在看代码之前,先通过curl kube-apiserver来看看 list-watch的特性。

(1)podList可以认为是一个新的对象,它也是有资源版本的说法

(2)list默认是用来chunk(分段传输)的,chunk的介绍和好处 https://zh.wikipedia.org/wiki/%E5%88%86%E5%9D%97%E4%BC%A0%E8%BE%93%E7%BC%96%E7%A0%81

(3)v1.19 及以上版本的 API 服务器支持 resourceVersionMatch 参数,用以确定如何对 LIST 调用应用 resourceVersion 值。 强烈建议在为 LIST 调用设置了 resourceVersion 时也设置 resourceVersionMatch。 如果 resourceVersion 未设置,则 resourceVersionMatch 是不允许设置的。 为了向后兼容,客户端必须能够容忍服务器在某些场景下忽略 resourceVersionMatch 的行为:

  • 当设置 resourceVersionMatch=NotOlderThan 且指定了 limit 时,客户端必须能够 处理 HTTP 410 "Gone" 响应。例如,客户端可以使用更新一点的 resourceVersion 来重试,或者回退到 resourceVersion="" (即允许返回任何版本)。
  • 当设置了 resourceVersionMatch=Exact 且未指定 limit 时,客户端必须验证 响应数据中 ListMetaresourceVersion 与所请求的 resourceVersion 匹配, 并处理二者可能不匹配的情况。例如,客户端可以重试设置了 limit 的请求。

### 数据摘录
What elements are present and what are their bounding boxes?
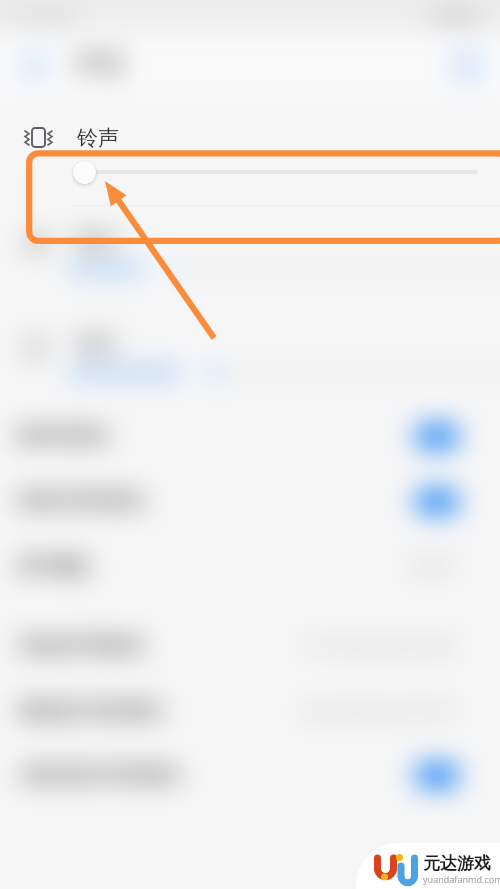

### 问题与任务
a - 根据上面关于 list-watch 的文本回答:
(i) list 默认用来做什么?
(ii) 哪个版本及以上的 API 服务器支持 resourceVersionMatch 参数?
(iii) 设置 resourceVersionMatch=NotOlderThan 且指定了 limit 时,客户端必须能够处理什么响应?
b - 请逐字重复上面关于 list-watch 的文本中从“(3)v1.19 及以上版本的 API”到“并处理二者可能不匹配的情况。例如,客户端可以重试设置了 limit 的请求。”的部分。

### 最终答案
a -
(i) 用来 chunk(分段传输)。
(ii) v1.19 及以上版本。
(iii) HTTP 410 "Gone" 响应。

b -
(3)v1.19 及以上版本的 API 服务器支持 resourceVersionMatch 参数,用以确定如何对 LIST 调用应用 resourceVersion 值。 强烈建议在为 LIST 调用设置了 resourceVersion 时也设置 resourceVersionMatch。 如果 resourceVersion 未设置,则 resourceVersionMatch 是不允许设置的。 为了向后兼容,客户端必须能够容忍服务器在某些场景下忽略 resourceVersionMatch 的行为:

  • 当设置 resourceVersionMatch=NotOlderThan 且指定了 limit 时,客户端必须能够 处理 HTTP 410 "Gone" 响应。例如,客户端可以使用更新一点的 resourceVersion 来重试,或者回退到 resourceVersion="" (即允许返回任何版本)。
  • 当设置了 resourceVersionMatch=Exact 且未指定 limit 时,客户端必须验证 响应数据中 ListMetaresourceVersion 与所请求的 resourceVersion 匹配, 并处理二者可能不匹配的情况。例如,客户端可以重试设置了 limit 的请求。